### What you need to do
Pull out every line below that contains the word "Sulforhodamine".

+++ Extracted information

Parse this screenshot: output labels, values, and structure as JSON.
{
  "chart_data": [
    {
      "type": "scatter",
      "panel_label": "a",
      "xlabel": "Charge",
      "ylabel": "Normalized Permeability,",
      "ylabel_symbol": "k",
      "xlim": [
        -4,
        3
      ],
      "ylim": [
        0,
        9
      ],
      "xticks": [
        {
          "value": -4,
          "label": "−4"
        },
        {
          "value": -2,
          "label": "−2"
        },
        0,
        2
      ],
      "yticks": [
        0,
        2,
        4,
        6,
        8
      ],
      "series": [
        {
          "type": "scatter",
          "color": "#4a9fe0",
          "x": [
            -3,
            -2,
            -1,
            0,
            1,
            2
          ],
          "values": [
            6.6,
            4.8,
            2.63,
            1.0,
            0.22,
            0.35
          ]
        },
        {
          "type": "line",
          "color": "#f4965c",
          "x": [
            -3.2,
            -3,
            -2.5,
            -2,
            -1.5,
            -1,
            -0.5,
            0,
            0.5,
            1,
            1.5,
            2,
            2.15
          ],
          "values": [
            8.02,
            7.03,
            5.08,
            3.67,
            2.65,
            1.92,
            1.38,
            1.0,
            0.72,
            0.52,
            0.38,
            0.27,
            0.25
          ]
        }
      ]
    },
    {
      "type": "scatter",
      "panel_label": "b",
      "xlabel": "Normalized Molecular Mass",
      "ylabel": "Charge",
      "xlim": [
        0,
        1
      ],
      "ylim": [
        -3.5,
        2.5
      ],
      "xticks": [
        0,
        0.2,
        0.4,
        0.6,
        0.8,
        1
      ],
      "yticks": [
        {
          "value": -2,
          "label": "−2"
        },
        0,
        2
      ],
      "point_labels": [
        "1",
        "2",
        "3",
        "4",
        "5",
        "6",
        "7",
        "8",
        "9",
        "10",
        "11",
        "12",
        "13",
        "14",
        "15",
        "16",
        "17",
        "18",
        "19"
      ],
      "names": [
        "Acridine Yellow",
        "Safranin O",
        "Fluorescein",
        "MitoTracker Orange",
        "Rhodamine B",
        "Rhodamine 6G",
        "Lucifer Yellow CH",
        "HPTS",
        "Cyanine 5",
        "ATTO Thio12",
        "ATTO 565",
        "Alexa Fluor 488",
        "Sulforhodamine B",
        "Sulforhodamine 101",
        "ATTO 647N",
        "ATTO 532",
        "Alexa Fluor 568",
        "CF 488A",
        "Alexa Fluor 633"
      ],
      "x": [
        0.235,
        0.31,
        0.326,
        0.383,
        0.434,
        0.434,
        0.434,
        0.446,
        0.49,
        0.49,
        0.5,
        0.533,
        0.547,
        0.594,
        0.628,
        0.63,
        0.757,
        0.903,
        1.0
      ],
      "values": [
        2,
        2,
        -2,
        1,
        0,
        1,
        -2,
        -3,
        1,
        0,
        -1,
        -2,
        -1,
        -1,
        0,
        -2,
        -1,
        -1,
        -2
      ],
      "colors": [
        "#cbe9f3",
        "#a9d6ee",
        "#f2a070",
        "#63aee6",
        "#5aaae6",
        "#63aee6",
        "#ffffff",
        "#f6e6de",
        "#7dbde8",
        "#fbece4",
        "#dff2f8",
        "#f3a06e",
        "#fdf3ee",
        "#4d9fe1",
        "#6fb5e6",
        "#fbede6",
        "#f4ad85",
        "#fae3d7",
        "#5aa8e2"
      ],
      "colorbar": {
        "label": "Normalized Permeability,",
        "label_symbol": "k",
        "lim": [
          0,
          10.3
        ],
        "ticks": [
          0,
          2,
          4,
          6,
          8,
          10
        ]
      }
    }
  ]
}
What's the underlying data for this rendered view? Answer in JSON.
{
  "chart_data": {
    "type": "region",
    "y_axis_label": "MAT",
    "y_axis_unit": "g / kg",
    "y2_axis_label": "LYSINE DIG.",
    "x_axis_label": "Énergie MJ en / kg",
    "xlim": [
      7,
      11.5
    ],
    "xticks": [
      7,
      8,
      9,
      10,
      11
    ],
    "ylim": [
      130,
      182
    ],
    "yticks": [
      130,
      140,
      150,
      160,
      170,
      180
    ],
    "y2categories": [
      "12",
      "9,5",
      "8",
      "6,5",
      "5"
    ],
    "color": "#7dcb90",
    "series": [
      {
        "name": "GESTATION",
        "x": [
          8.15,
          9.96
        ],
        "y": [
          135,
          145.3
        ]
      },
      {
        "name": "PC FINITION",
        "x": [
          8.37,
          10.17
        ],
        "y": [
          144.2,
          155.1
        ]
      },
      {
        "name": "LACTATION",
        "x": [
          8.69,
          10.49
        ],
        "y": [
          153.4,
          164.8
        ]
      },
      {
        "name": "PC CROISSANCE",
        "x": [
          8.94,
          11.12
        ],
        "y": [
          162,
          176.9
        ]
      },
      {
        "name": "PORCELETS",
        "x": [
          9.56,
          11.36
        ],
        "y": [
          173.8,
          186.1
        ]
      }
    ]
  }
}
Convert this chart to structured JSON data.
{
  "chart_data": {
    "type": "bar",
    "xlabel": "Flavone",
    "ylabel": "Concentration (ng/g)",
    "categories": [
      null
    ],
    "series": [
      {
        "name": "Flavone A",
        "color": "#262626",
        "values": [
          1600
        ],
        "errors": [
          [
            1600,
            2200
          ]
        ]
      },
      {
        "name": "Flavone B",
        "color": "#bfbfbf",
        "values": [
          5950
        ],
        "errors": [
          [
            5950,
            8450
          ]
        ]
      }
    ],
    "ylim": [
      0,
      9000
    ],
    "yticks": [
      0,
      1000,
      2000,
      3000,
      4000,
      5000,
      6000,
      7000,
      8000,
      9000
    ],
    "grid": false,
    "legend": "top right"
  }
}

++++++

### Answer to this exercise
        "Sulforhodamine B",
        "Sulforhodamine 101",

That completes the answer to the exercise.